[Figure data in JSON]
□ □ □ □

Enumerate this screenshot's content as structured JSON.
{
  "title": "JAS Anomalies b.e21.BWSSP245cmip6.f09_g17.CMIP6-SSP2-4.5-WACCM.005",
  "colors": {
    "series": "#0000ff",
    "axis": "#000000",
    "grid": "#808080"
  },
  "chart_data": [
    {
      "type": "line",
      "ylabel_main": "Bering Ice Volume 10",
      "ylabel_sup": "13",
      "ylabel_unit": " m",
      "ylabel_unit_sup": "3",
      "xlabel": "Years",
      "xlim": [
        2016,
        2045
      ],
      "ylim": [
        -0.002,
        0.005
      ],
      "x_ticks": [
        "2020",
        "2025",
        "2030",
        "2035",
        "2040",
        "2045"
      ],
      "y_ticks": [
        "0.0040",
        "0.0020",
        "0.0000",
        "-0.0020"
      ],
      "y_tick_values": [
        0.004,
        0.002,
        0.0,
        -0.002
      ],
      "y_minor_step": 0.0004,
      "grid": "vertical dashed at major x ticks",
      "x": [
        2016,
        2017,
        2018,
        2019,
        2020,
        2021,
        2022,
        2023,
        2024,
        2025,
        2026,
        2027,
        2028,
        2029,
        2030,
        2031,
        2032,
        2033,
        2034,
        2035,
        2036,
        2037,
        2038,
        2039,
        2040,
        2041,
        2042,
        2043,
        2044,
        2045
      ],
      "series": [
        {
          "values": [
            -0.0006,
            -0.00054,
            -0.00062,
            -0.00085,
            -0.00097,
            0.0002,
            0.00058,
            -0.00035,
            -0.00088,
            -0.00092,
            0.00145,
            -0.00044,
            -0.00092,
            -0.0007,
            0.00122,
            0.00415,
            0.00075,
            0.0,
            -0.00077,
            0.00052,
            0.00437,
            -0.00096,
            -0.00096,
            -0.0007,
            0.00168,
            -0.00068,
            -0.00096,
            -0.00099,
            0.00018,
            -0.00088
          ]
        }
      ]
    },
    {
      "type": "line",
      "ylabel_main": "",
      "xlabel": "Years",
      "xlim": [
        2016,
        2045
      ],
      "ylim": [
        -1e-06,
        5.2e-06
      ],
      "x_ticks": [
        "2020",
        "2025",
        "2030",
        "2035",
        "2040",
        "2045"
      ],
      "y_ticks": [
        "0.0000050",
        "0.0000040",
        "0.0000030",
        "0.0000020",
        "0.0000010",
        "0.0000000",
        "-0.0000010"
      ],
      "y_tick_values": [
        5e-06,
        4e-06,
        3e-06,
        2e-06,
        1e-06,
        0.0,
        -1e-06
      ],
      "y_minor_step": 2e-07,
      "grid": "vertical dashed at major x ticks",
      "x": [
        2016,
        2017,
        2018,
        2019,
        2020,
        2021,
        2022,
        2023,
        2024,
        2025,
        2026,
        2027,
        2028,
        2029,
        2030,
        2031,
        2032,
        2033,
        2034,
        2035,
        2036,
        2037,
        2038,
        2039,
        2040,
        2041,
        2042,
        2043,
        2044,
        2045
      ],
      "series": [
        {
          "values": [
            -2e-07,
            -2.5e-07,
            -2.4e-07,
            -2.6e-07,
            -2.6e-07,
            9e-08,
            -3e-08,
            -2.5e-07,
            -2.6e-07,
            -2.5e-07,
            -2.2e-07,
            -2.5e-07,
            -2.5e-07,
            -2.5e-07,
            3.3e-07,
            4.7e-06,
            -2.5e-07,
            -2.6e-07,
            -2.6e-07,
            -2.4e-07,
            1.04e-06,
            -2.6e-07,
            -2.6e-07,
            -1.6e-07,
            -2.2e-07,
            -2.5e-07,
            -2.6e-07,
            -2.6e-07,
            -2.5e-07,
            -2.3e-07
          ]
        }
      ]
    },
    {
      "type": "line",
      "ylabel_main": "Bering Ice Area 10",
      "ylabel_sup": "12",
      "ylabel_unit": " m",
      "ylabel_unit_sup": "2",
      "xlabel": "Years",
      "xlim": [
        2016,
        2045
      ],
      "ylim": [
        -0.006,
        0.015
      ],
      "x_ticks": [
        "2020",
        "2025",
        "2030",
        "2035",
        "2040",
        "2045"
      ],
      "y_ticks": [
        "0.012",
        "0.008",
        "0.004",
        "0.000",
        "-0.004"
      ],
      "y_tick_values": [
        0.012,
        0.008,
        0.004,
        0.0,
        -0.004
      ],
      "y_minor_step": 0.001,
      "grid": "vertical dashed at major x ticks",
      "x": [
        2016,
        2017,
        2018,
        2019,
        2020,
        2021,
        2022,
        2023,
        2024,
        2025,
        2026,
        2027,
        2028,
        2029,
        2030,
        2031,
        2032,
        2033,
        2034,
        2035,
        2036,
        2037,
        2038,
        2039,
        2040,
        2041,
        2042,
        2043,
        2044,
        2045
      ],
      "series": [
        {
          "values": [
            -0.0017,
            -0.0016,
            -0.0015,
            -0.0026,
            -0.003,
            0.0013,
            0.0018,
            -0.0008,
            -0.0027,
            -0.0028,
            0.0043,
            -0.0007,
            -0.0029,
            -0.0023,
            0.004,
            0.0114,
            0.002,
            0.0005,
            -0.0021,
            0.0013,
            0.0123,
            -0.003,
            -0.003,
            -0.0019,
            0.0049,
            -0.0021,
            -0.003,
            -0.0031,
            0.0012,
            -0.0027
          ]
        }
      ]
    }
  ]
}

□ □ □ □

* [Task prompt]: Repeat every record, keeping each word and mark exactly as it is.

* [Response to the task]:
Enumerate this screenshot's content as structured JSON.
{
  "title": "JAS Anomalies b.e21.BWSSP245cmip6.f09_g17.CMIP6-SSP2-4.5-WACCM.005",
  "colors": {
    "series": "#0000ff",
    "axis": "#000000",
    "grid": "#808080"
  },
  "chart_data": [
    {
      "type": "line",
      "ylabel_main": "Bering Ice Volume 10",
      "ylabel_sup": "13",
      "ylabel_unit": " m",
      "ylabel_unit_sup": "3",
      "xlabel": "Years",
      "xlim": [
        2016,
        2045
      ],
      "ylim": [
        -0.002,
        0.005
      ],
      "x_ticks": [
        "2020",
        "2025",
        "2030",
        "2035",
        "2040",
        "2045"
      ],
      "y_ticks": [
        "0.0040",
        "0.0020",
        "0.0000",
        "-0.0020"
      ],
      "y_tick_values": [
        0.004,
        0.002,
        0.0,
        -0.002
      ],
      "y_minor_step": 0.0004,
      "grid": "vertical dashed at major x ticks",
      "x": [
        2016,
        2017,
        2018,
        2019,
        2020,
        2021,
        2022,
        2023,
        2024,
        2025,
        2026,
        2027,
        2028,
        2029,
        2030,
        2031,
        2032,
        2033,
        2034,
        2035,
        2036,
        2037,
        2038,
        2039,
        2040,
        2041,
        2042,
        2043,
        2044,
        2045
      ],
      "series": [
        {
          "values": [
            -0.0006,
            -0.00054,
            -0.00062,
            -0.00085,
            -0.00097,
            0.0002,
            0.00058,
            -0.00035,
            -0.00088,
            -0.00092,
            0.00145,
            -0.00044,
            -0.00092,
            -0.0007,
            0.00122,
            0.00415,
            0.00075,
            0.0,
            -0.00077,
            0.00052,
            0.00437,
            -0.00096,
            -0.00096,
            -0.0007,
            0.00168,
            -0.00068,
            -0.00096,
            -0.00099,
            0.00018,
            -0.00088
          ]
        }
      ]
    },
    {
      "type": "line",
      "ylabel_main": "",
      "xlabel": "Years",
      "xlim": [
        2016,
        2045
      ],
      "ylim": [
        -1e-06,
        5.2e-06
      ],
      "x_ticks": [
        "2020",
        "2025",
        "2030",
        "2035",
        "2040",
        "2045"
      ],
      "y_ticks": [
        "0.0000050",
        "0.0000040",
        "0.0000030",
        "0.0000020",
        "0.0000010",
        "0.0000000",
        "-0.0000010"
      ],
      "y_tick_values": [
        5e-06,
        4e-06,
        3e-06,
        2e-06,
        1e-06,
        0.0,
        -1e-06
      ],
      "y_minor_step": 2e-07,
      "grid": "vertical dashed at major x ticks",
      "x": [
        2016,
        2017,
        2018,
        2019,
        2020,
        2021,
        2022,
        2023,
        2024,
        2025,
        2026,
        2027,
        2028,
        2029,
        2030,
        2031,
        2032,
        2033,
        2034,
        2035,
        2036,
        2037,
        2038,
        2039,
        2040,
        2041,
        2042,
        2043,
        2044,
        2045
      ],
      "series": [
        {
          "values": [
            -2e-07,
            -2.5e-07,
            -2.4e-07,
            -2.6e-07,
            -2.6e-07,
            9e-08,
            -3e-08,
            -2.5e-07,
            -2.6e-07,
            -2.5e-07,
            -2.2e-07,
            -2.5e-07,
            -2.5e-07,
            -2.5e-07,
            3.3e-07,
            4.7e-06,
            -2.5e-07,
            -2.6e-07,
            -2.6e-07,
            -2.4e-07,
            1.04e-06,
            -2.6e-07,
            -2.6e-07,
            -1.6e-07,
            -2.2e-07,
            -2.5e-07,
            -2.6e-07,
            -2.6e-07,
            -2.5e-07,
            -2.3e-07
          ]
        }
      ]
    },
    {
      "type": "line",
      "ylabel_main": "Bering Ice Area 10",
      "ylabel_sup": "12",
      "ylabel_unit": " m",
      "ylabel_unit_sup": "2",
      "xlabel": "Years",
      "xlim": [
        2016,
        2045
      ],
      "ylim": [
        -0.006,
        0.015
      ],
      "x_ticks": [
        "2020",
        "2025",
        "2030",
        "2035",
        "2040",
        "2045"
      ],
      "y_ticks": [
        "0.012",
        "0.008",
        "0.004",
        "0.000",
        "-0.004"
      ],
      "y_tick_values": [
        0.012,
        0.008,
        0.004,
        0.0,
        -0.004
      ],
      "y_minor_step": 0.001,
      "grid": "vertical dashed at major x ticks",
      "x": [
        2016,
        2017,
        2018,
        2019,
        2020,
        2021,
        2022,
        2023,
        2024,
        2025,
        2026,
        2027,
        2028,
        2029,
        2030,
        2031,
        2032,
        2033,
        2034,
        2035,
        2036,
        2037,
        2038,
        2039,
        2040,
        2041,
        2042,
        2043,
        2044,
        2045
      ],
      "series": [
        {
          "values": [
            -0.0017,
            -0.0016,
            -0.0015,
            -0.0026,
            -0.003,
            0.0013,
            0.0018,
            -0.0008,
            -0.0027,
            -0.0028,
            0.0043,
            -0.0007,
            -0.0029,
            -0.0023,
            0.004,
            0.0114,
            0.002,
            0.0005,
            -0.0021,
            0.0013,
            0.0123,
            -0.003,
            -0.003,
            -0.0019,
            0.0049,
            -0.0021,
            -0.003,
            -0.0031,
            0.0012,
            -0.0027
          ]
        }
      ]
    }
  ]
}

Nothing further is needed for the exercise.